▶ Material provided

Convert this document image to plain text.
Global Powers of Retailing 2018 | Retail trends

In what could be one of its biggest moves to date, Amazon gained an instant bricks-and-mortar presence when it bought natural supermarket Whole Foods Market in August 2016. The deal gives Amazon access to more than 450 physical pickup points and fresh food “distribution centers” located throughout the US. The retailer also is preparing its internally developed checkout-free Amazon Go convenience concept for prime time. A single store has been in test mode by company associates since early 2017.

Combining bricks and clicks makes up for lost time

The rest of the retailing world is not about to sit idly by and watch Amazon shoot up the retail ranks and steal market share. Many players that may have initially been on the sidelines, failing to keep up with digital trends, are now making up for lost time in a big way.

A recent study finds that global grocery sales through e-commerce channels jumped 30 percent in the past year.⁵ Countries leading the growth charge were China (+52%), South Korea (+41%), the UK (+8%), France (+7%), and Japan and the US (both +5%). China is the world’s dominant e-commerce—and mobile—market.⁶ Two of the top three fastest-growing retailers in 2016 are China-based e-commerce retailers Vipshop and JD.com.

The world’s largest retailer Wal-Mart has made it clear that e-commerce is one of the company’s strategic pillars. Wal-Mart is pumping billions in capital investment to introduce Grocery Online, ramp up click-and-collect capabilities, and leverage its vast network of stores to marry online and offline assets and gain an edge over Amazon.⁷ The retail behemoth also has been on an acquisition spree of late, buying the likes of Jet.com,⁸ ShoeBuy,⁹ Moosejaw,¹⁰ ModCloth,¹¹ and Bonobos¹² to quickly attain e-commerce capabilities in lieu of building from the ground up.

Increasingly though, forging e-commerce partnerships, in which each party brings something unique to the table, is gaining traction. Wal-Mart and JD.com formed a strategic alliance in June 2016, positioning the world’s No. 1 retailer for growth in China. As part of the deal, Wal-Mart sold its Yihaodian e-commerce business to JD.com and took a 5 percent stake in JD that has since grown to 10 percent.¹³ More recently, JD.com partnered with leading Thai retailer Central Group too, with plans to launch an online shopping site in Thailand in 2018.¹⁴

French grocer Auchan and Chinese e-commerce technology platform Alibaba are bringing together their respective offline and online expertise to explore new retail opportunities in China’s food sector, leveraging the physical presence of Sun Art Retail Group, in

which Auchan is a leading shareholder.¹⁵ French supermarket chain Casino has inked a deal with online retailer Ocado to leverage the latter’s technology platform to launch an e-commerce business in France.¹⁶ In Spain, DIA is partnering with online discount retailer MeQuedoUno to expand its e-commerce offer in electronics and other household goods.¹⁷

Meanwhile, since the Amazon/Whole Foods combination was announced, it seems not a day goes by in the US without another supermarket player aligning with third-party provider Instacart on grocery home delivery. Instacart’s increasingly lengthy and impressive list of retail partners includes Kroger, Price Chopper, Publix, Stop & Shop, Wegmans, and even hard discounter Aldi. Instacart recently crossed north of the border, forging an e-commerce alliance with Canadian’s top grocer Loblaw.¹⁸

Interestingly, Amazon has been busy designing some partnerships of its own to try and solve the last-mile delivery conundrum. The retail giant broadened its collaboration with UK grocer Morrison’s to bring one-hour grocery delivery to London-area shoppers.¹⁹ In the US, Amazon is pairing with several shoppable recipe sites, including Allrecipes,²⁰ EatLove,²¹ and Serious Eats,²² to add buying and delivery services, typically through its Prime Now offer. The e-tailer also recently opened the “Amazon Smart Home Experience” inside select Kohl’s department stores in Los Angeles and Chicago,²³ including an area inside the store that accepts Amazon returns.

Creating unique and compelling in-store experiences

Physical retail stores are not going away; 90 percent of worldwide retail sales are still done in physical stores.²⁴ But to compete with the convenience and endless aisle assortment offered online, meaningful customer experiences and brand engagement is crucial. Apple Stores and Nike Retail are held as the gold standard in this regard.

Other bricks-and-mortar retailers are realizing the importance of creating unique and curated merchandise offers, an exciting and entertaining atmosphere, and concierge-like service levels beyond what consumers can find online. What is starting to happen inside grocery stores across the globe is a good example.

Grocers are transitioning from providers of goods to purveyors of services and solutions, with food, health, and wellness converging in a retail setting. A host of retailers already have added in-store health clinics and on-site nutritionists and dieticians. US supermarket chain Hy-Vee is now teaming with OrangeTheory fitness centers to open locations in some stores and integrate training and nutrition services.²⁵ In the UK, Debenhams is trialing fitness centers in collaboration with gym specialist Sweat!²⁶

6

▶ Objective
Every entry above needs to be quoted exactly.

▶ In response
Convert this document image to plain text.
Global Powers of Retailing 2018 | Retail trends

In what could be one of its biggest moves to date, Amazon gained an instant bricks-and-mortar presence when it bought natural supermarket Whole Foods Market in August 2016. The deal gives Amazon access to more than 450 physical pickup points and fresh food “distribution centers” located throughout the US. The retailer also is preparing its internally developed checkout-free Amazon Go convenience concept for prime time. A single store has been in test mode by company associates since early 2017.

Combining bricks and clicks makes up for lost time

The rest of the retailing world is not about to sit idly by and watch Amazon shoot up the retail ranks and steal market share. Many players that may have initially been on the sidelines, failing to keep up with digital trends, are now making up for lost time in a big way.

A recent study finds that global grocery sales through e-commerce channels jumped 30 percent in the past year.⁵ Countries leading the growth charge were China (+52%), South Korea (+41%), the UK (+8%), France (+7%), and Japan and the US (both +5%). China is the world’s dominant e-commerce—and mobile—market.⁶ Two of the top three fastest-growing retailers in 2016 are China-based e-commerce retailers Vipshop and JD.com.

The world’s largest retailer Wal-Mart has made it clear that e-commerce is one of the company’s strategic pillars. Wal-Mart is pumping billions in capital investment to introduce Grocery Online, ramp up click-and-collect capabilities, and leverage its vast network of stores to marry online and offline assets and gain an edge over Amazon.⁷ The retail behemoth also has been on an acquisition spree of late, buying the likes of Jet.com,⁸ ShoeBuy,⁹ Moosejaw,¹⁰ ModCloth,¹¹ and Bonobos¹² to quickly attain e-commerce capabilities in lieu of building from the ground up.

Increasingly though, forging e-commerce partnerships, in which each party brings something unique to the table, is gaining traction. Wal-Mart and JD.com formed a strategic alliance in June 2016, positioning the world’s No. 1 retailer for growth in China. As part of the deal, Wal-Mart sold its Yihaodian e-commerce business to JD.com and took a 5 percent stake in JD that has since grown to 10 percent.¹³ More recently, JD.com partnered with leading Thai retailer Central Group too, with plans to launch an online shopping site in Thailand in 2018.¹⁴

French grocer Auchan and Chinese e-commerce technology platform Alibaba are bringing together their respective offline and online expertise to explore new retail opportunities in China’s food sector, leveraging the physical presence of Sun Art Retail Group, in

which Auchan is a leading shareholder.¹⁵ French supermarket chain Casino has inked a deal with online retailer Ocado to leverage the latter’s technology platform to launch an e-commerce business in France.¹⁶ In Spain, DIA is partnering with online discount retailer MeQuedoUno to expand its e-commerce offer in electronics and other household goods.¹⁷

Meanwhile, since the Amazon/Whole Foods combination was announced, it seems not a day goes by in the US without another supermarket player aligning with third-party provider Instacart on grocery home delivery. Instacart’s increasingly lengthy and impressive list of retail partners includes Kroger, Price Chopper, Publix, Stop & Shop, Wegmans, and even hard discounter Aldi. Instacart recently crossed north of the border, forging an e-commerce alliance with Canadian’s top grocer Loblaw.¹⁸

Interestingly, Amazon has been busy designing some partnerships of its own to try and solve the last-mile delivery conundrum. The retail giant broadened its collaboration with UK grocer Morrison’s to bring one-hour grocery delivery to London-area shoppers.¹⁹ In the US, Amazon is pairing with several shoppable recipe sites, including Allrecipes,²⁰ EatLove,²¹ and Serious Eats,²² to add buying and delivery services, typically through its Prime Now offer. The e-tailer also recently opened the “Amazon Smart Home Experience” inside select Kohl’s department stores in Los Angeles and Chicago,²³ including an area inside the store that accepts Amazon returns.

Creating unique and compelling in-store experiences

Physical retail stores are not going away; 90 percent of worldwide retail sales are still done in physical stores.²⁴ But to compete with the convenience and endless aisle assortment offered online, meaningful customer experiences and brand engagement is crucial. Apple Stores and Nike Retail are held as the gold standard in this regard.

Other bricks-and-mortar retailers are realizing the importance of creating unique and curated merchandise offers, an exciting and entertaining atmosphere, and concierge-like service levels beyond what consumers can find online. What is starting to happen inside grocery stores across the globe is a good example.

Grocers are transitioning from providers of goods to purveyors of services and solutions, with food, health, and wellness converging in a retail setting. A host of retailers already have added in-store health clinics and on-site nutritionists and dieticians. US supermarket chain Hy-Vee is now teaming with OrangeTheory fitness centers to open locations in some stores and integrate training and nutrition services.²⁵ In the UK, Debenhams is trialing fitness centers in collaboration with gym specialist Sweat!²⁶

6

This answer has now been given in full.